Paylaş
Bu albümün bir özelliği var: Onun bestelerini başka sanatçılar seslendirdi.
Albümün kapağı şöyle:
Livaneli 50. Yıl Bir Kuşaktan Bir Kuşağa.
Zülfü’yle dostluğumuz 1970’lerde başladı. O tarihten itibaren de onun çalışmalarını izledim, bestelerini dinledim, kitaplarını okudum.
Ben onunla rahmetli şair Nevzat Üstün’ün Harbiye’deki evinde tanışmıştım. O zaman Ekim Yayınları adlı bir yayınevi kurmuştu.
Zorunlu olarak yurtdışına çıktığında da oralarda buluştuk.
Türkiye’deki olaylar onu yâd ellerde yaşamaya mecbur etti.
11 yılı bulan sürgünlüğü yaşadı. Uzun görüşmemiz Yaşar Kemal’in Paris’te aldığı ödül sırasında oldu.
Bir aydının, bir toplumcunun kaderini o da yaşadı. Ünü, müziği yurtdışına açıldı.
Besteleri salonları aştı, meydanlarda söylendi.
Müziğinin yanı sıra edebiyatçı yanı da okurların ilgisini çekti.
İyi şairlerin dizelerini müziğiyle buluşturdu. Müziğin toplumsal, siyasal işlevini hep önde tuttu.
Bir bestecinin yapıtlarını başkalarının okuması benim için ilgi çekicidir. Ben bu durumu neye benzetirim bilir misiniz? Şairlerin şiirlerini başkalarının da okumasına.
Benim gibi bütün bestelerini onun sesinden dinlemiş olanlar, tını zenginliğini tekrar fark edecekler. Bir de bestelerin etkisinden hiçbir şey kaybetmediğini...
Bu kadar sanatçının bir ustaya gösterdiği sevgi ve saygı beni mutlu etti. Estetik dayanışmanın gücünü, önemini her zaman savunurum.
“Yarım yüzyıllık teşekkür” yazısından bir bölümü okursanız, yalnız CD değil, yaşamı konusunda da bazı bilgiler edinirsiniz:
“Yıllar boyunca yolda, kuliste, lokantada, sinemada karşılaştığım herkesten aynı sözü duydum: ‘Biz şarkılarınızla büyüdük’. Her kuşaktan insan bu sözü tekrar ediyordu. Yaşı ileri olanlar ‘Gençliğimiz (ya da öğrencilik dönemimiz) şarkılarınızla geçti’ diyorlardı.
************
Yazılı istek A: Livaneli yazısında “Ben onunla rahmetli” ile başlayıp “başkalarının da okumasına.” ile biten bölümü, “Harbiye’deki” yerine “Kadıköy’deki” koyarak güncelleyin ve yeniden yazın.
Yazılı istek B: Livaneli yazısındaki “Bir bestecinin yapıtlarını başkalarının okuması benim için ilgi çekicidir.” cümlesini İngilizceye çevirin.

Sağlanan bilgiler:
************
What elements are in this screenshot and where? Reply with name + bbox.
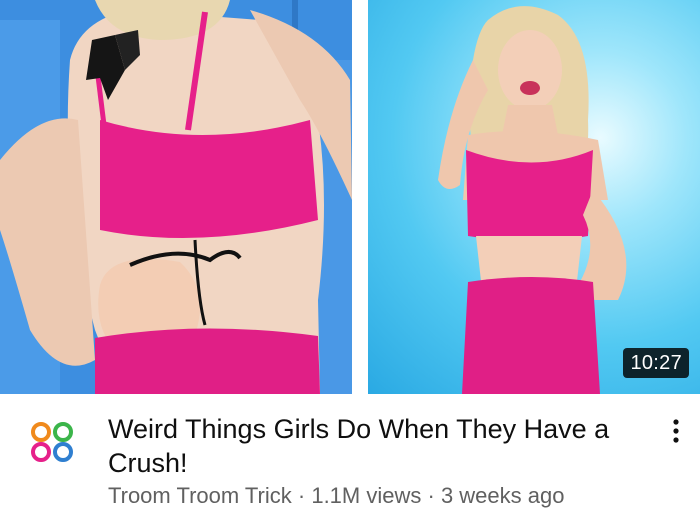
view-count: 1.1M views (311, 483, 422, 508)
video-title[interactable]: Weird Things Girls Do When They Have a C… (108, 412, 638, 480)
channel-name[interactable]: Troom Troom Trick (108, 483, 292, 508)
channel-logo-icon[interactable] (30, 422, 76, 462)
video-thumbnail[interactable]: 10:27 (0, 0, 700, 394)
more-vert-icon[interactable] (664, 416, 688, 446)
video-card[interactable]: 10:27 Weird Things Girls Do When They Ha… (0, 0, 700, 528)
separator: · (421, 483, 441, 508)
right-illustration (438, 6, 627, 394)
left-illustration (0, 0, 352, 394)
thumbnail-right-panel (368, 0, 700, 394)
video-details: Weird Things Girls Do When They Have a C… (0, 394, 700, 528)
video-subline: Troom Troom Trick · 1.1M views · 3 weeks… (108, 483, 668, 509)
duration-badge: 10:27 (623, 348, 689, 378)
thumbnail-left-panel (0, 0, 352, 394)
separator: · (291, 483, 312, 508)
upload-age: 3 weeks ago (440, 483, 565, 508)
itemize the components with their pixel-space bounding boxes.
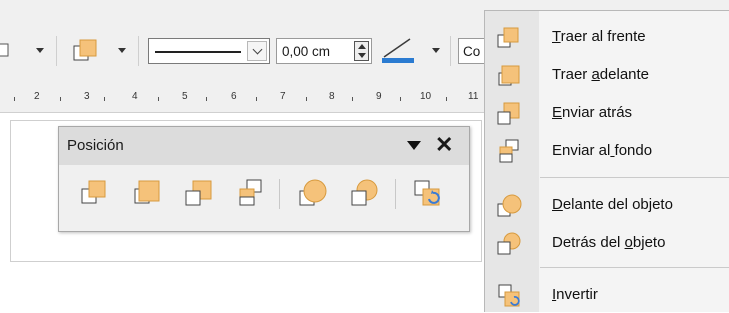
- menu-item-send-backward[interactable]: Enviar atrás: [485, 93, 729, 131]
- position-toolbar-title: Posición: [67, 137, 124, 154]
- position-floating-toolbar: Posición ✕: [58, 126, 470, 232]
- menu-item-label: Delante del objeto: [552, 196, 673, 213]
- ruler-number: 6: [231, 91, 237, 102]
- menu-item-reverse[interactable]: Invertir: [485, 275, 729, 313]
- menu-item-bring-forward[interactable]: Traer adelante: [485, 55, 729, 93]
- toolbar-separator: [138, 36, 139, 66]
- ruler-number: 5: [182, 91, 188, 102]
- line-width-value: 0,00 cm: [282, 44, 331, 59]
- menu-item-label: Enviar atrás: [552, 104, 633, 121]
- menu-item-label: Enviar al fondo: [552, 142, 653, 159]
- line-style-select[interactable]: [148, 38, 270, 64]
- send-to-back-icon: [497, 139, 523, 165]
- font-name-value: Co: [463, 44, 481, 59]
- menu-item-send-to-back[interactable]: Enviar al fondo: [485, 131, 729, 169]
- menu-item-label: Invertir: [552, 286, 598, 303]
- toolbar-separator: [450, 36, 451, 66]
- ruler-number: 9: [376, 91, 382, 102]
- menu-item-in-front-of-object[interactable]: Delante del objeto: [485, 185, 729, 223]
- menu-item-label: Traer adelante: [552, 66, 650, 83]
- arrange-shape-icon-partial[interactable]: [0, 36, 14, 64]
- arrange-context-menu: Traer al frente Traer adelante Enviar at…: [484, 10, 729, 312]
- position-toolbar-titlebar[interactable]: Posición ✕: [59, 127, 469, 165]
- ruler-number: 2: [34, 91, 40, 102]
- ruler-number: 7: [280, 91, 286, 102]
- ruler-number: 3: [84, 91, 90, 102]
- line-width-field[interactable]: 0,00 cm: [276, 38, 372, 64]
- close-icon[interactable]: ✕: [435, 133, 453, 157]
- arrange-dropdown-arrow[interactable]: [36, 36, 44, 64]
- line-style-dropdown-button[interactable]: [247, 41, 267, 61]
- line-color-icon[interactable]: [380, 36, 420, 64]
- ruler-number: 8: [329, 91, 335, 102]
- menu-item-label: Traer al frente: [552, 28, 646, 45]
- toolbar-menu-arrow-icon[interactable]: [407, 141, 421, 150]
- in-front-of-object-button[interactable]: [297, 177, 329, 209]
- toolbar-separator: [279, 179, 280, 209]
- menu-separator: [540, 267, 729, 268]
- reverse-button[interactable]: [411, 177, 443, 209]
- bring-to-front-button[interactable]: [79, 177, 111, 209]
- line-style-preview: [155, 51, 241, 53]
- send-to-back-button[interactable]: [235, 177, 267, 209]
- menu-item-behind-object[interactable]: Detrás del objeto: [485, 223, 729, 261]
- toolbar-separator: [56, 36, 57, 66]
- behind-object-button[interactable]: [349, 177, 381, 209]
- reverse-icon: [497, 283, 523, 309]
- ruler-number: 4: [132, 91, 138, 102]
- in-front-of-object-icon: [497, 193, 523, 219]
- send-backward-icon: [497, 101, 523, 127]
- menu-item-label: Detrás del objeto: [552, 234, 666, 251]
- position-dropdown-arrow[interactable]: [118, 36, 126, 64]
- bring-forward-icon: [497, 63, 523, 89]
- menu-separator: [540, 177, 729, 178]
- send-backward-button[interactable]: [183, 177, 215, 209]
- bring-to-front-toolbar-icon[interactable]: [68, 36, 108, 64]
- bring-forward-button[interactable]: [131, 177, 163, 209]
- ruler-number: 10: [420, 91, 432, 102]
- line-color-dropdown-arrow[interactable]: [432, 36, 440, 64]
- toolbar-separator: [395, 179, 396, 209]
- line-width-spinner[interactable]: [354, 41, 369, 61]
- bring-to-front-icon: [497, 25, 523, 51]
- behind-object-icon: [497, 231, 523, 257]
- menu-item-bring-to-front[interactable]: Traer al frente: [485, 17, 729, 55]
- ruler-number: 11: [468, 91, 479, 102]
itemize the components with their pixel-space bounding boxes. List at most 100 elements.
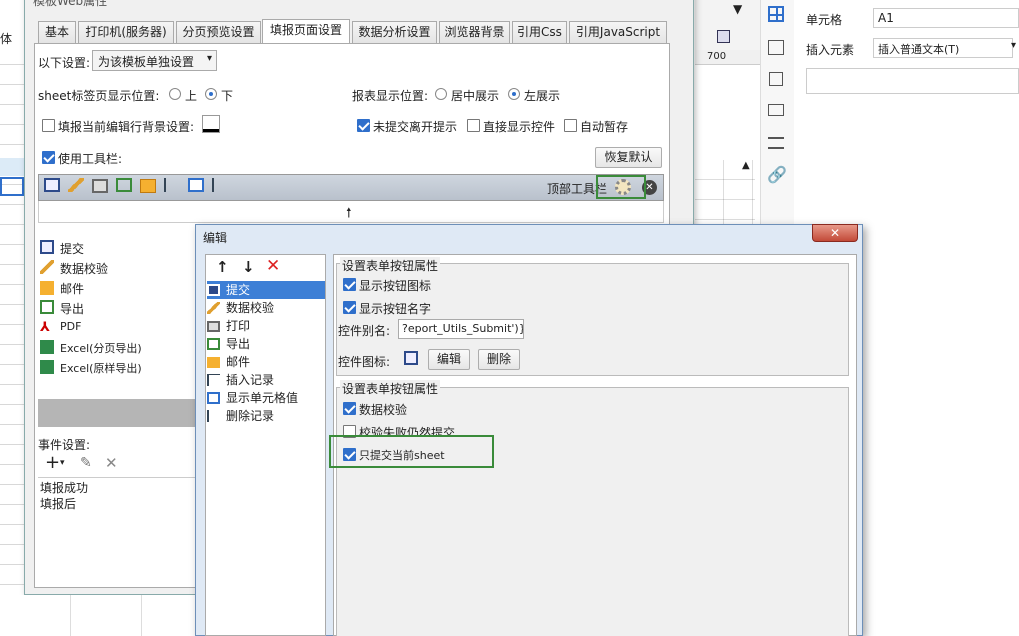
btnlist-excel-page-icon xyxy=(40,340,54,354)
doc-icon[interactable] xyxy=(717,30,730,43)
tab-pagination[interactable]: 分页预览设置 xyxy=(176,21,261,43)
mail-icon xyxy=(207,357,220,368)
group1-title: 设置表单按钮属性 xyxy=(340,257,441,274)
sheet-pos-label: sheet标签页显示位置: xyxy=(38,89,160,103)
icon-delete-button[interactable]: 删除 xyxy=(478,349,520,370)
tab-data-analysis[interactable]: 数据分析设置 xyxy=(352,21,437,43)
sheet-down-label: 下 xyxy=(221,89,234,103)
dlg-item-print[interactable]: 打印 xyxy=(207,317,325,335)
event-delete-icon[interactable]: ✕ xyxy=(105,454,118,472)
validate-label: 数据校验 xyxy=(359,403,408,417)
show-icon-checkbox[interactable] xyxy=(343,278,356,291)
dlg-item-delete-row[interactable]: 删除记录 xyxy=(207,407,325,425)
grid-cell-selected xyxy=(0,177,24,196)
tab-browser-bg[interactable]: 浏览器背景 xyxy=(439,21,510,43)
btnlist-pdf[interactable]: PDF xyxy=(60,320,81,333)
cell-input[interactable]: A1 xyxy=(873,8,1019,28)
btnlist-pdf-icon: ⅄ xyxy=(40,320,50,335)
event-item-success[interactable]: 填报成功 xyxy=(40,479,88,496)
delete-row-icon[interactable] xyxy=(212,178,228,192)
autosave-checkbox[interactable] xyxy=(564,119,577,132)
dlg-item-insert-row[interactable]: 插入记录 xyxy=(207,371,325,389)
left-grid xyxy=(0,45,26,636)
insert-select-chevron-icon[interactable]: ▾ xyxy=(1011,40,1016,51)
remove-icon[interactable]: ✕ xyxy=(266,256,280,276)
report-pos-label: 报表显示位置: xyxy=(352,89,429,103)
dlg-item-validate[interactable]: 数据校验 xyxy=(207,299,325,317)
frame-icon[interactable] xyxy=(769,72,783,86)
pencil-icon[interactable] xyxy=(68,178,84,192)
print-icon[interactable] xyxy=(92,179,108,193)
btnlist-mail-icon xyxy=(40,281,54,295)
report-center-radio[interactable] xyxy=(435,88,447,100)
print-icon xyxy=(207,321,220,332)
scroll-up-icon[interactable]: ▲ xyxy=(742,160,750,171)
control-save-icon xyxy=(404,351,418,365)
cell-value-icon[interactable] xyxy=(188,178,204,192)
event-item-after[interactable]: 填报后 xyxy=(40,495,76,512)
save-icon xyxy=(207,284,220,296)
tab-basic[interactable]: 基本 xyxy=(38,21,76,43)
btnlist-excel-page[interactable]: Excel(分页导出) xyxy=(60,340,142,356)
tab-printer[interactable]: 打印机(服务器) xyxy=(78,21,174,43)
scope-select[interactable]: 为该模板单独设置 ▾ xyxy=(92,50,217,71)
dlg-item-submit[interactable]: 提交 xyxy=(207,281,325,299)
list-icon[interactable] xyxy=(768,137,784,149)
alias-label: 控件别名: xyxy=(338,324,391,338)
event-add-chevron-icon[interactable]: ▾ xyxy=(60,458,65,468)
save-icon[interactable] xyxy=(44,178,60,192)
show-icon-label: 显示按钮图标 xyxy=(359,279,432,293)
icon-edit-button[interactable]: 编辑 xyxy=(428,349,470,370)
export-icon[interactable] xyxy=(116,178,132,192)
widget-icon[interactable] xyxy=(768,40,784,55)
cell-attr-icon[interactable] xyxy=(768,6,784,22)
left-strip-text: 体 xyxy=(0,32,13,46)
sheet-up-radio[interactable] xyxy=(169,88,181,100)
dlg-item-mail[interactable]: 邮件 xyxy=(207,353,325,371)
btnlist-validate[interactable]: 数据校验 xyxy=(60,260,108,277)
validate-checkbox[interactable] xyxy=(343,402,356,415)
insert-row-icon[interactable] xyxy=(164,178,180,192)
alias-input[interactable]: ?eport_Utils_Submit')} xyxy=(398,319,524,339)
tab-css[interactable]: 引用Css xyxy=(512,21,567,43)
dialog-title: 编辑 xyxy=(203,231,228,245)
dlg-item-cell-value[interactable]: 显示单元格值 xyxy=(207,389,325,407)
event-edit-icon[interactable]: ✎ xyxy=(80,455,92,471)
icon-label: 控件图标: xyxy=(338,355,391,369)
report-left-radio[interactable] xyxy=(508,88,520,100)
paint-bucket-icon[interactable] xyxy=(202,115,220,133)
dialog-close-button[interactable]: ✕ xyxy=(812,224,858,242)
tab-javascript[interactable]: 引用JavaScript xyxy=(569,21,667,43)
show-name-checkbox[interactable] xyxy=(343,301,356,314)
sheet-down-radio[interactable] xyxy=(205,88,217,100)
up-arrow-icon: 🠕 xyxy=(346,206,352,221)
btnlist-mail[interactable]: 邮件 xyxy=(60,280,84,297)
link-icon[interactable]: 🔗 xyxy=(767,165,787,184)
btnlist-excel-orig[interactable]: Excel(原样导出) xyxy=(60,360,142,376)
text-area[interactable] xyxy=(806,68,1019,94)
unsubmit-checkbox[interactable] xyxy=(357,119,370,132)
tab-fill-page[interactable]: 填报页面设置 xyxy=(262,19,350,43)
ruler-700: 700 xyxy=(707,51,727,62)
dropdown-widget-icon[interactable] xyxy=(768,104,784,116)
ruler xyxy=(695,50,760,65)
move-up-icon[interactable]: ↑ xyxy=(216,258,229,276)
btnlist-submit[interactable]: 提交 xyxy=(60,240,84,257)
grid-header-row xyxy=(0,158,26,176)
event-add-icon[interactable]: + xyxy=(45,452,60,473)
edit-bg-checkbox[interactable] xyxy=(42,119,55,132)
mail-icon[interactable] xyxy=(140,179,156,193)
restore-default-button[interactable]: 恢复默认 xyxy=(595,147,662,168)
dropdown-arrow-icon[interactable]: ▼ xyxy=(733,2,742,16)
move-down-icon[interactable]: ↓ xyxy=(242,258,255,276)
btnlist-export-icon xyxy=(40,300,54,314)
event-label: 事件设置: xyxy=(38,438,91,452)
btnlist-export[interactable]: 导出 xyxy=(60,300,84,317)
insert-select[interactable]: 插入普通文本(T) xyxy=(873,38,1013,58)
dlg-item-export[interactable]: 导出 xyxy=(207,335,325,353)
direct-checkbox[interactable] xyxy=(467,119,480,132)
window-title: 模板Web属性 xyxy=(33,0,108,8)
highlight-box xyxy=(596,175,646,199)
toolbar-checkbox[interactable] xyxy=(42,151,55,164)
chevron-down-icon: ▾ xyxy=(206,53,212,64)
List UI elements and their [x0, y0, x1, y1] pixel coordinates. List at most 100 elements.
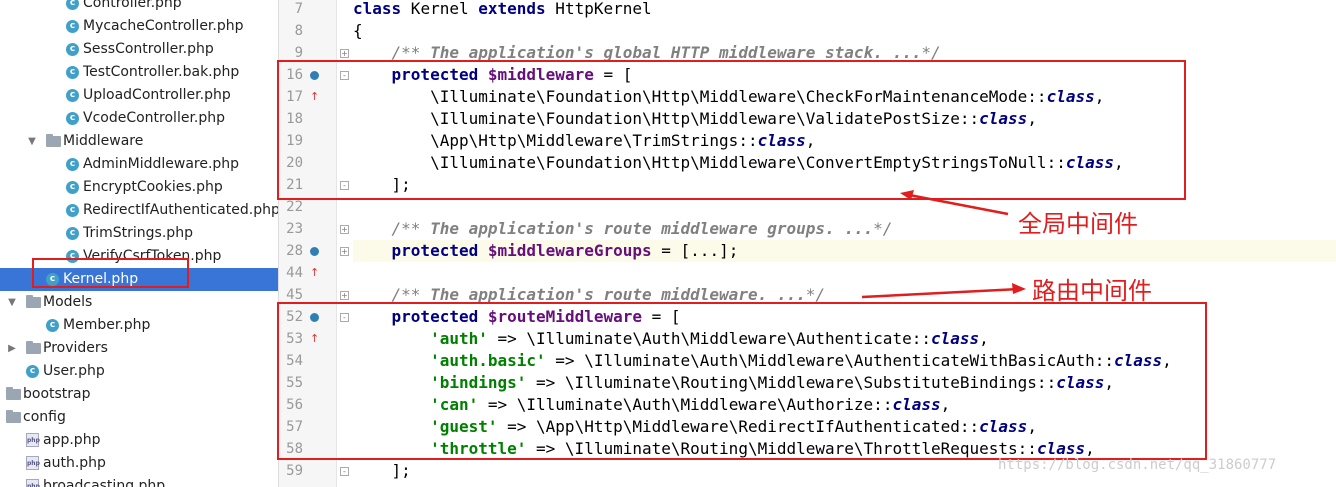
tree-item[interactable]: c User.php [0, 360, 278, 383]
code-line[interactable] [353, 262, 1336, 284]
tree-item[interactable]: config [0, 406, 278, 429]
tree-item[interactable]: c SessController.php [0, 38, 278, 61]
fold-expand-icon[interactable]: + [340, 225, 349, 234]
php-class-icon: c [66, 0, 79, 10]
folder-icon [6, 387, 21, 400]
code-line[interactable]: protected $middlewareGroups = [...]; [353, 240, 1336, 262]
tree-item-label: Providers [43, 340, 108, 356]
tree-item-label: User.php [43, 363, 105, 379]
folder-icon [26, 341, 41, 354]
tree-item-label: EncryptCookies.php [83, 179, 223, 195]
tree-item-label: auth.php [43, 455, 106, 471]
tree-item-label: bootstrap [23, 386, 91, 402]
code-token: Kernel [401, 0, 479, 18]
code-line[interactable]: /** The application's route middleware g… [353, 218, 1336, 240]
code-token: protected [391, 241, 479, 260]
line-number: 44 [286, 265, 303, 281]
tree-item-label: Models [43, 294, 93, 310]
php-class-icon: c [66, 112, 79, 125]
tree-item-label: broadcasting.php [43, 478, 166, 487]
************
Doğru yanıt A:
Ben onunla rahmetli şair Nevzat Üstün’ün Kadıköy’deki evinde tanışmıştım. O zaman Ekim Yayınları adlı bir yayınevi kurmuştu.
Zorunlu olarak yurtdışına çıktığında da oralarda buluştuk.
Türkiye’deki olaylar onu yâd ellerde yaşamaya mecbur etti.
11 yılı bulan sürgünlüğü yaşadı. Uzun görüşmemiz Yaşar Kemal’in Paris’te aldığı ödül sırasında oldu.
Bir aydının, bir toplumcunun kaderini o da yaşadı. Ünü, müziği yurtdışına açıldı.
Besteleri salonları aştı, meydanlarda söylendi.
Müziğinin yanı sıra edebiyatçı yanı da okurların ilgisini çekti.
İyi şairlerin dizelerini müziğiyle buluşturdu. Müziğin toplumsal, siyasal işlevini hep önde tuttu.
Bir bestecinin yapıtlarını başkalarının okuması benim için ilgi çekicidir. Ben bu durumu neye benzetirim bilir misiniz? Şairlerin şiirlerini başkalarının da okumasına.

Doğru yanıt B: It is interesting to me when a composer's works are sung by others.